● **Brief**
Copy the records below exactly, omitting any pictures they contain.

[Data records]
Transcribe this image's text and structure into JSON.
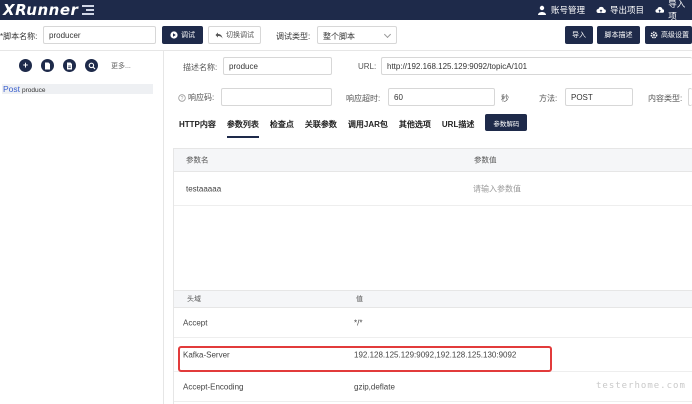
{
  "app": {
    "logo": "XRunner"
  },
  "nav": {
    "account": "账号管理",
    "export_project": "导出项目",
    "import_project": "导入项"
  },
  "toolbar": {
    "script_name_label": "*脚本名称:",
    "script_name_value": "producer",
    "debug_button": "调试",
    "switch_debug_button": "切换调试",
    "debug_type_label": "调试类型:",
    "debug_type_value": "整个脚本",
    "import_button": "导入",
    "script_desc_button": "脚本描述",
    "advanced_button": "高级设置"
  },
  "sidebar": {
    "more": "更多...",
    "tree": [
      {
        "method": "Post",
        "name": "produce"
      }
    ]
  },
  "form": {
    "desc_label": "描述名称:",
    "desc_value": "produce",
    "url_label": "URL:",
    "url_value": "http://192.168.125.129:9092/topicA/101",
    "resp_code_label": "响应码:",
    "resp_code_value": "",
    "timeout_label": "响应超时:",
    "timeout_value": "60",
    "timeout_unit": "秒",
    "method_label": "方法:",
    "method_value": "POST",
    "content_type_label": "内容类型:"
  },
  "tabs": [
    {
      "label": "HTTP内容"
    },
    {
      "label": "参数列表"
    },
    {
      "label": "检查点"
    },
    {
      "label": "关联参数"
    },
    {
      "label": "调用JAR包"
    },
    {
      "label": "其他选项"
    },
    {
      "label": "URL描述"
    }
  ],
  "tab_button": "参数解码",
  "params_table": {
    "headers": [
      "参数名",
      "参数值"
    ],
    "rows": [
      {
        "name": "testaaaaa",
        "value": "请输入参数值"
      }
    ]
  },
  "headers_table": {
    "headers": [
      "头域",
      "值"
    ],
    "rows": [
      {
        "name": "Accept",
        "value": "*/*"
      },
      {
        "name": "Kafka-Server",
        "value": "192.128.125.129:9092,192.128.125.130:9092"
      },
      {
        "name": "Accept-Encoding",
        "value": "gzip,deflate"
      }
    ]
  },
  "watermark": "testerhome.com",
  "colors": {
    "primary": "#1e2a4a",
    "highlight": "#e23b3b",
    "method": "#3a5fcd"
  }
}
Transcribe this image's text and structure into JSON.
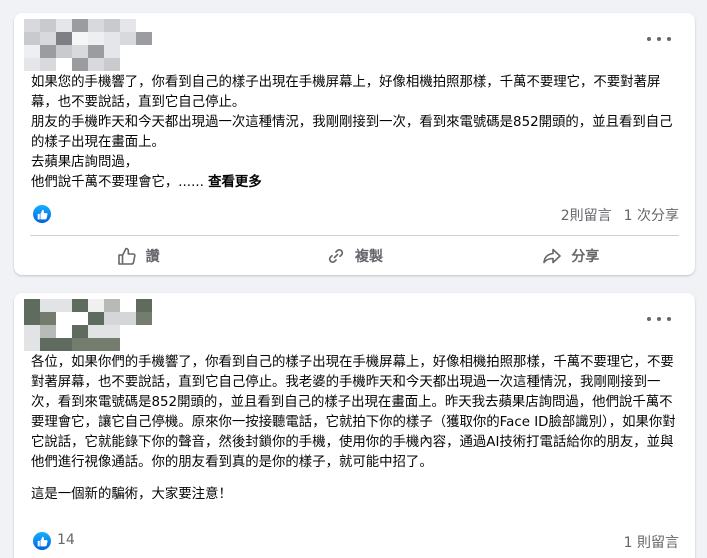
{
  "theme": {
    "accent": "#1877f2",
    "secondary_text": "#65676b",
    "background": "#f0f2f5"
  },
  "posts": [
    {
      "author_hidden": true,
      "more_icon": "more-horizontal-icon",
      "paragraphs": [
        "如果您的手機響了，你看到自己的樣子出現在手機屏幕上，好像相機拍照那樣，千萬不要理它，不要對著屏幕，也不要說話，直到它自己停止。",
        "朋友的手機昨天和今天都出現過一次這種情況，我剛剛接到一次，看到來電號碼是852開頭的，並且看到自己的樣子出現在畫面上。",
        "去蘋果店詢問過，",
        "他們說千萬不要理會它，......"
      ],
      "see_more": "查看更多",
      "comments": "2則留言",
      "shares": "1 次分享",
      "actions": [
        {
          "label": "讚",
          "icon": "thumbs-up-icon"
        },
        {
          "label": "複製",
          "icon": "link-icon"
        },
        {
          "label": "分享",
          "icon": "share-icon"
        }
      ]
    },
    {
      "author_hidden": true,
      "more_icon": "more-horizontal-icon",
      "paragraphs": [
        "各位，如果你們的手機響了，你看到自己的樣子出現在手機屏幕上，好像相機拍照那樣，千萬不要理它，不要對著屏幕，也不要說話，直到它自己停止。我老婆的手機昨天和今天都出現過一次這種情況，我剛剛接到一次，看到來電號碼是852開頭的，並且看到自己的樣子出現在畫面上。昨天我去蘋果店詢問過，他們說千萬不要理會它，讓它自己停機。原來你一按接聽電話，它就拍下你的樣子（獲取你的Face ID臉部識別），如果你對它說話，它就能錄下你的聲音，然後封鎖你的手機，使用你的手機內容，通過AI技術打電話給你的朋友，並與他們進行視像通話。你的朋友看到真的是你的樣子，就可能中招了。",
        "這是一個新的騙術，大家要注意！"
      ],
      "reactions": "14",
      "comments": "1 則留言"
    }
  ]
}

● **Finished answer**
Transcribe this image's text and structure into JSON.
{
  "app": {
    "logo": "XRunner"
  },
  "nav": {
    "account": "账号管理",
    "export_project": "导出项目",
    "import_project": "导入项"
  },
  "toolbar": {
    "script_name_label": "*脚本名称:",
    "script_name_value": "producer",
    "debug_button": "调试",
    "switch_debug_button": "切换调试",
    "debug_type_label": "调试类型:",
    "debug_type_value": "整个脚本",
    "import_button": "导入",
    "script_desc_button": "脚本描述",
    "advanced_button": "高级设置"
  },
  "sidebar": {
    "more": "更多...",
    "tree": [
      {
        "method": "Post",
        "name": "produce"
      }
    ]
  },
  "form": {
    "desc_label": "描述名称:",
    "desc_value": "produce",
    "url_label": "URL:",
    "url_value": "http://192.168.125.129:9092/topicA/101",
    "resp_code_label": "响应码:",
    "resp_code_value": "",
    "timeout_label": "响应超时:",
    "timeout_value": "60",
    "timeout_unit": "秒",
    "method_label": "方法:",
    "method_value": "POST",
    "content_type_label": "内容类型:"
  },
  "tabs": [
    {
      "label": "HTTP内容"
    },
    {
      "label": "参数列表"
    },
    {
      "label": "检查点"
    },
    {
      "label": "关联参数"
    },
    {
      "label": "调用JAR包"
    },
    {
      "label": "其他选项"
    },
    {
      "label": "URL描述"
    }
  ],
  "tab_button": "参数解码",
  "params_table": {
    "headers": [
      "参数名",
      "参数值"
    ],
    "rows": [
      {
        "name": "testaaaaa",
        "value": "请输入参数值"
      }
    ]
  },
  "headers_table": {
    "headers": [
      "头域",
      "值"
    ],
    "rows": [
      {
        "name": "Accept",
        "value": "*/*"
      },
      {
        "name": "Kafka-Server",
        "value": "192.128.125.129:9092,192.128.125.130:9092"
      },
      {
        "name": "Accept-Encoding",
        "value": "gzip,deflate"
      }
    ]
  },
  "watermark": "testerhome.com",
  "colors": {
    "primary": "#1e2a4a",
    "highlight": "#e23b3b",
    "method": "#3a5fcd"
  }
}
Transcribe this image's text and structure into JSON.
{
  "theme": {
    "accent": "#1877f2",
    "secondary_text": "#65676b",
    "background": "#f0f2f5"
  },
  "posts": [
    {
      "author_hidden": true,
      "more_icon": "more-horizontal-icon",
      "paragraphs": [
        "如果您的手機響了，你看到自己的樣子出現在手機屏幕上，好像相機拍照那樣，千萬不要理它，不要對著屏幕，也不要說話，直到它自己停止。",
        "朋友的手機昨天和今天都出現過一次這種情況，我剛剛接到一次，看到來電號碼是852開頭的，並且看到自己的樣子出現在畫面上。",
        "去蘋果店詢問過，",
        "他們說千萬不要理會它，......"
      ],
      "see_more": "查看更多",
      "comments": "2則留言",
      "shares": "1 次分享",
      "actions": [
        {
          "label": "讚",
          "icon": "thumbs-up-icon"
        },
        {
          "label": "複製",
          "icon": "link-icon"
        },
        {
          "label": "分享",
          "icon": "share-icon"
        }
      ]
    },
    {
      "author_hidden": true,
      "more_icon": "more-horizontal-icon",
      "paragraphs": [
        "各位，如果你們的手機響了，你看到自己的樣子出現在手機屏幕上，好像相機拍照那樣，千萬不要理它，不要對著屏幕，也不要說話，直到它自己停止。我老婆的手機昨天和今天都出現過一次這種情況，我剛剛接到一次，看到來電號碼是852開頭的，並且看到自己的樣子出現在畫面上。昨天我去蘋果店詢問過，他們說千萬不要理會它，讓它自己停機。原來你一按接聽電話，它就拍下你的樣子（獲取你的Face ID臉部識別），如果你對它說話，它就能錄下你的聲音，然後封鎖你的手機，使用你的手機內容，通過AI技術打電話給你的朋友，並與他們進行視像通話。你的朋友看到真的是你的樣子，就可能中招了。",
        "這是一個新的騙術，大家要注意！"
      ],
      "reactions": "14",
      "comments": "1 則留言"
    }
  ]
}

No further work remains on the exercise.